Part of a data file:
########################################

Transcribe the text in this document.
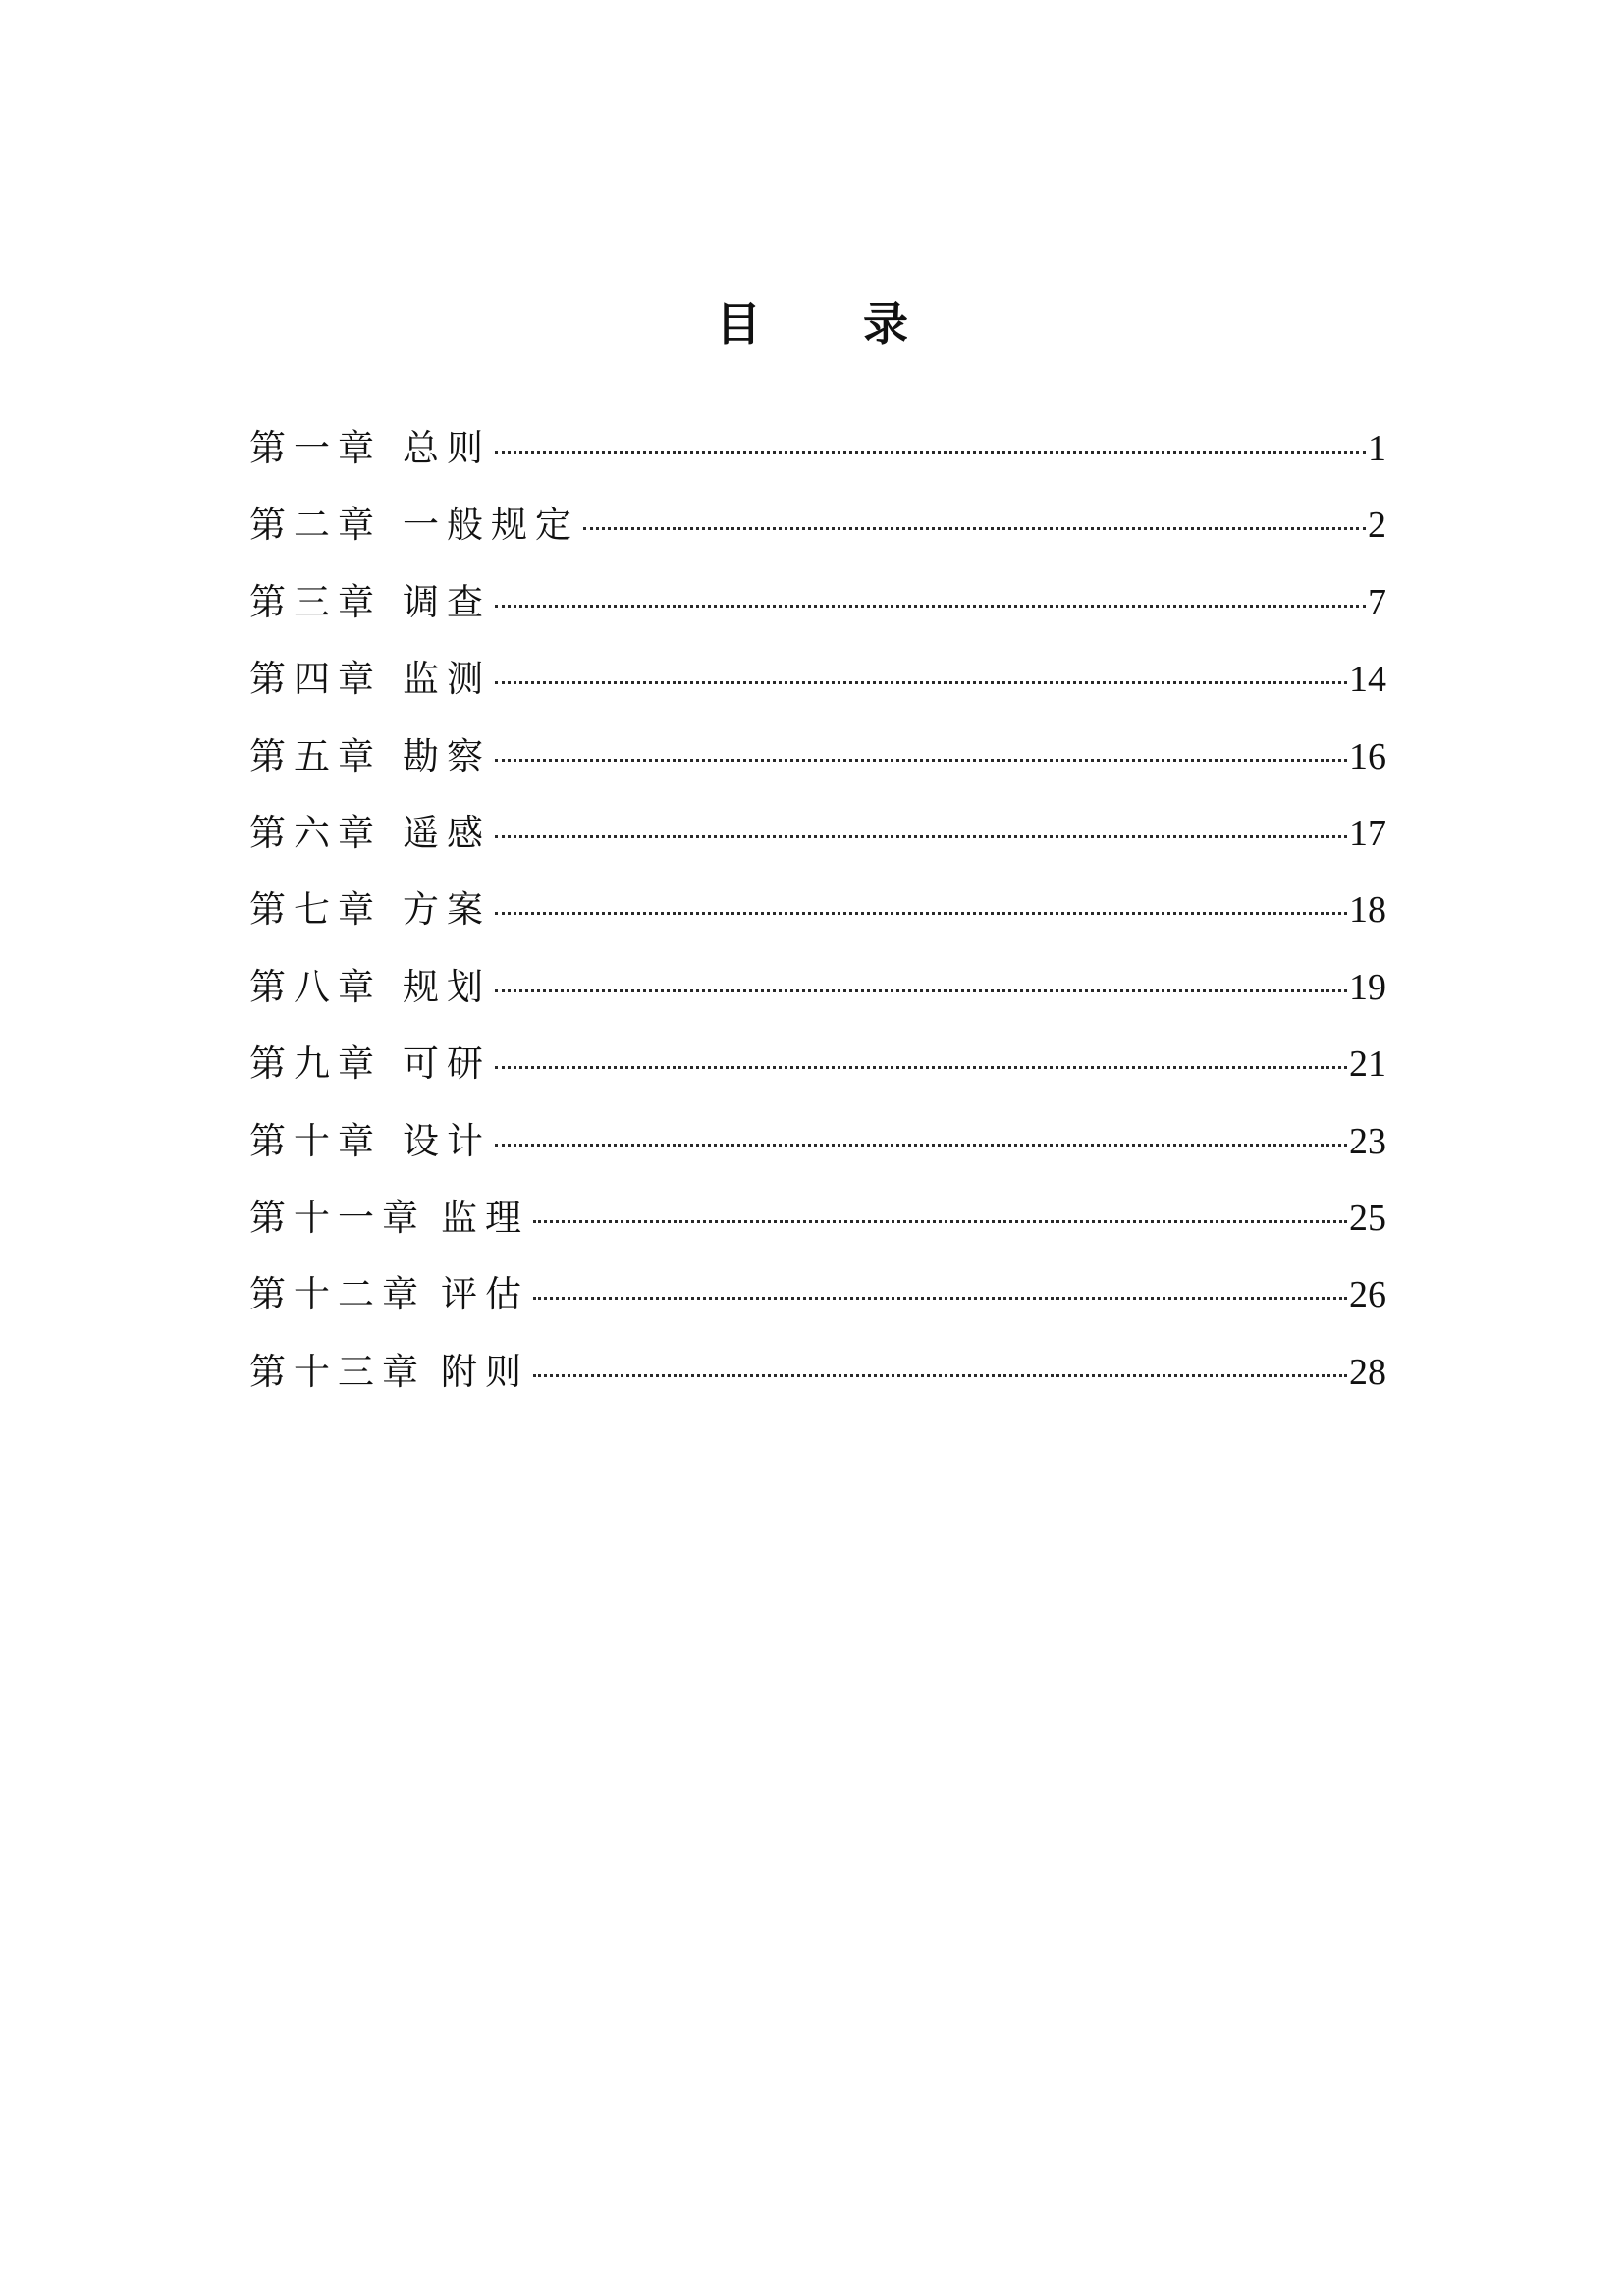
目 录
第一章 总则	1
第二章 一般规定	2
第三章 调查	7
第四章 监测	14
第五章 勘察	16
第六章 遥感	17
第七章 方案	18
第八章 规划	19
第九章 可研	21
第十章 设计	23
第十一章 监理	25
第十二章 评估	26
第十三章 附则	28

########################################

*WHAT NEEDS TO BE DONE*
Set down the records in full and exactly. Do not carry over any image.

*WORKED SOLUTION*
Transcribe the text in this document.
目 录
第一章 总则	1
第二章 一般规定	2
第三章 调查	7
第四章 监测	14
第五章 勘察	16
第六章 遥感	17
第七章 方案	18
第八章 规划	19
第九章 可研	21
第十章 设计	23
第十一章 监理	25
第十二章 评估	26
第十三章 附则	28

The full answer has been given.